• ÉNONCÉ 1: Dans l'article sur la justice, condensez sous forme de liste le paragraphe qui commence par « Violence et justice, deux mots » en gardant ses faits essentiels.

Ethique pour les nuls

La Justice : dialogue entre James Bond et Shakespeare

Le dernier James Bond pointe du doigt un déséquilibre du sens, un désenchantement prépondérant dans les sociétés occidentales. Explications.


  Auteur: Raphael B     Date: 16/02/2009

 

Violence et justice, deux mots que l’on voudrait antonymes et qui ne le sont pas. La justice ne garantit pas le bien et le rationnel, elle garantit l’ordre. Montaigne le disait déjà dans le livre III des Essais : « Les lois se maintiennent en crédit, non pas parce qu’elles sont justes, mais parce qu’elles sont lois ». Le droit est la fossilisation culturelle d’un rapport de force, fruit du hasard, expression d’un intérêt particulier. Une situation de fait se transformant en situation de droit. Daniel Craig dans le dernier James Bond, Quantum of Solace, taille discrètement dans le bien pensant des valeurs occidentales comme dans un bon beefsteak, ouvrant ainsi une brèche qui rappelle cette tradition philosophique sceptique allant de Montaigne à Nietzsche, en passant par Shakespeare.

• DONNÉES DE L'EXERCICE:
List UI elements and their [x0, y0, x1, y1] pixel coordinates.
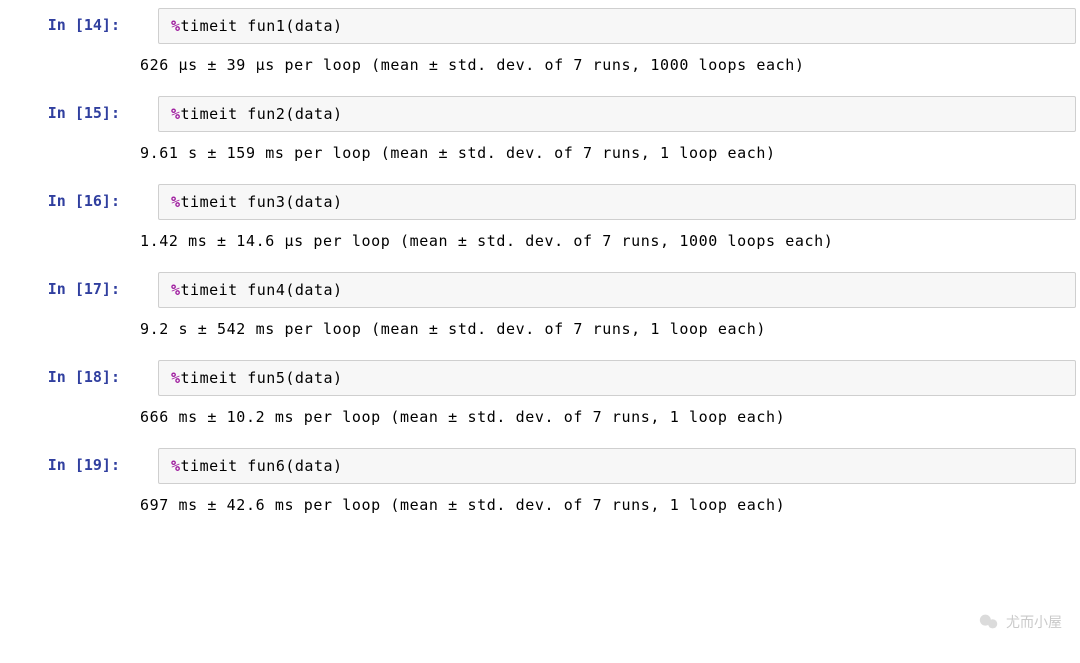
function-name: fun6: [247, 457, 285, 475]
notebook-cell: In [18]: %timeit fun5(data) 666 ms ± 10.…: [4, 360, 1076, 426]
argument: data: [295, 105, 333, 123]
open-paren: (: [285, 457, 295, 475]
magic-command: timeit: [181, 457, 238, 475]
input-row: In [16]: %timeit fun3(data): [4, 184, 1076, 220]
argument: data: [295, 193, 333, 211]
function-name: fun1: [247, 17, 285, 35]
input-row: In [18]: %timeit fun5(data): [4, 360, 1076, 396]
open-paren: (: [285, 17, 295, 35]
close-paren: ): [333, 369, 343, 387]
watermark: 尤而小屋: [978, 611, 1062, 633]
code-input[interactable]: %timeit fun3(data): [158, 184, 1076, 220]
code-input[interactable]: %timeit fun6(data): [158, 448, 1076, 484]
wechat-icon: [978, 611, 1000, 633]
magic-percent: %: [171, 281, 181, 299]
magic-percent: %: [171, 193, 181, 211]
argument: data: [295, 281, 333, 299]
argument: data: [295, 17, 333, 35]
code-input[interactable]: %timeit fun1(data): [158, 8, 1076, 44]
cell-output: 626 µs ± 39 µs per loop (mean ± std. dev…: [4, 44, 1076, 74]
input-prompt: In [16]:: [4, 184, 126, 220]
close-paren: ): [333, 105, 343, 123]
run-indicator[interactable]: [126, 96, 150, 132]
run-indicator[interactable]: [126, 184, 150, 220]
close-paren: ): [333, 17, 343, 35]
notebook-cell: In [14]: %timeit fun1(data) 626 µs ± 39 …: [4, 8, 1076, 74]
cell-output: 9.61 s ± 159 ms per loop (mean ± std. de…: [4, 132, 1076, 162]
code-input[interactable]: %timeit fun4(data): [158, 272, 1076, 308]
cell-output: 697 ms ± 42.6 ms per loop (mean ± std. d…: [4, 484, 1076, 514]
close-paren: ): [333, 193, 343, 211]
input-row: In [15]: %timeit fun2(data): [4, 96, 1076, 132]
function-name: fun4: [247, 281, 285, 299]
input-prompt: In [18]:: [4, 360, 126, 396]
magic-percent: %: [171, 457, 181, 475]
notebook-cell: In [19]: %timeit fun6(data) 697 ms ± 42.…: [4, 448, 1076, 514]
cell-output: 666 ms ± 10.2 ms per loop (mean ± std. d…: [4, 396, 1076, 426]
code-line: %timeit fun4(data): [171, 281, 343, 299]
magic-percent: %: [171, 369, 181, 387]
input-row: In [17]: %timeit fun4(data): [4, 272, 1076, 308]
magic-command: timeit: [181, 105, 238, 123]
input-row: In [14]: %timeit fun1(data): [4, 8, 1076, 44]
cell-output: 1.42 ms ± 14.6 µs per loop (mean ± std. …: [4, 220, 1076, 250]
magic-command: timeit: [181, 369, 238, 387]
argument: data: [295, 369, 333, 387]
run-indicator[interactable]: [126, 8, 150, 44]
input-row: In [19]: %timeit fun6(data): [4, 448, 1076, 484]
close-paren: ): [333, 457, 343, 475]
code-line: %timeit fun5(data): [171, 369, 343, 387]
watermark-text: 尤而小屋: [1006, 612, 1062, 632]
code-line: %timeit fun6(data): [171, 457, 343, 475]
argument: data: [295, 457, 333, 475]
magic-command: timeit: [181, 17, 238, 35]
run-indicator[interactable]: [126, 448, 150, 484]
notebook-cell: In [17]: %timeit fun4(data) 9.2 s ± 542 …: [4, 272, 1076, 338]
magic-command: timeit: [181, 193, 238, 211]
close-paren: ): [333, 281, 343, 299]
open-paren: (: [285, 105, 295, 123]
code-line: %timeit fun3(data): [171, 193, 343, 211]
code-input[interactable]: %timeit fun2(data): [158, 96, 1076, 132]
cell-output: 9.2 s ± 542 ms per loop (mean ± std. dev…: [4, 308, 1076, 338]
magic-command: timeit: [181, 281, 238, 299]
code-line: %timeit fun2(data): [171, 105, 343, 123]
code-line: %timeit fun1(data): [171, 17, 343, 35]
magic-percent: %: [171, 105, 181, 123]
open-paren: (: [285, 281, 295, 299]
function-name: fun3: [247, 193, 285, 211]
open-paren: (: [285, 193, 295, 211]
run-indicator[interactable]: [126, 272, 150, 308]
input-prompt: In [15]:: [4, 96, 126, 132]
magic-percent: %: [171, 17, 181, 35]
function-name: fun5: [247, 369, 285, 387]
input-prompt: In [14]:: [4, 8, 126, 44]
function-name: fun2: [247, 105, 285, 123]
open-paren: (: [285, 369, 295, 387]
input-prompt: In [19]:: [4, 448, 126, 484]
run-indicator[interactable]: [126, 360, 150, 396]
notebook-cell: In [16]: %timeit fun3(data) 1.42 ms ± 14…: [4, 184, 1076, 250]
code-input[interactable]: %timeit fun5(data): [158, 360, 1076, 396]
notebook-cell: In [15]: %timeit fun2(data) 9.61 s ± 159…: [4, 96, 1076, 162]
input-prompt: In [17]:: [4, 272, 126, 308]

• ÉNONCÉ 2: Sélectionnez chaque ligne des enregistrements où figure la chaîne « mean ».

• RÉSULTAT FINAL 1:
- Violence et justice ne sont pas des antonymes. La justice garantit l'ordre, non le bien et le rationnel.
- Montaigne, au livre III des Essais : les lois se maintiennent en crédit parce qu'elles sont lois, non parce qu'elles sont justes.
- Le droit est la fossilisation culturelle d'un rapport de force, fruit du hasard et expression d'un intérêt particulier : une situation de fait devenue situation de droit.
- Dans Quantum of Solace, Daniel Craig taille dans le bien-pensant des valeurs occidentales. Il rappelle ainsi la tradition sceptique qui va de Montaigne à Nietzsche, en passant par Shakespeare.

• RÉSULTAT FINAL 2:
cell-output: 626 µs ± 39 µs per loop (mean ± std. dev…: [4, 44, 1076, 74]
cell-output: 9.61 s ± 159 ms per loop (mean ± std. de…: [4, 132, 1076, 162]
cell-output: 697 ms ± 42.6 ms per loop (mean ± std. d…: [4, 484, 1076, 514]
cell-output: 666 ms ± 10.2 ms per loop (mean ± std. d…: [4, 396, 1076, 426]
cell-output: 1.42 ms ± 14.6 µs per loop (mean ± std. …: [4, 220, 1076, 250]
cell-output: 9.2 s ± 542 ms per loop (mean ± std. dev…: [4, 308, 1076, 338]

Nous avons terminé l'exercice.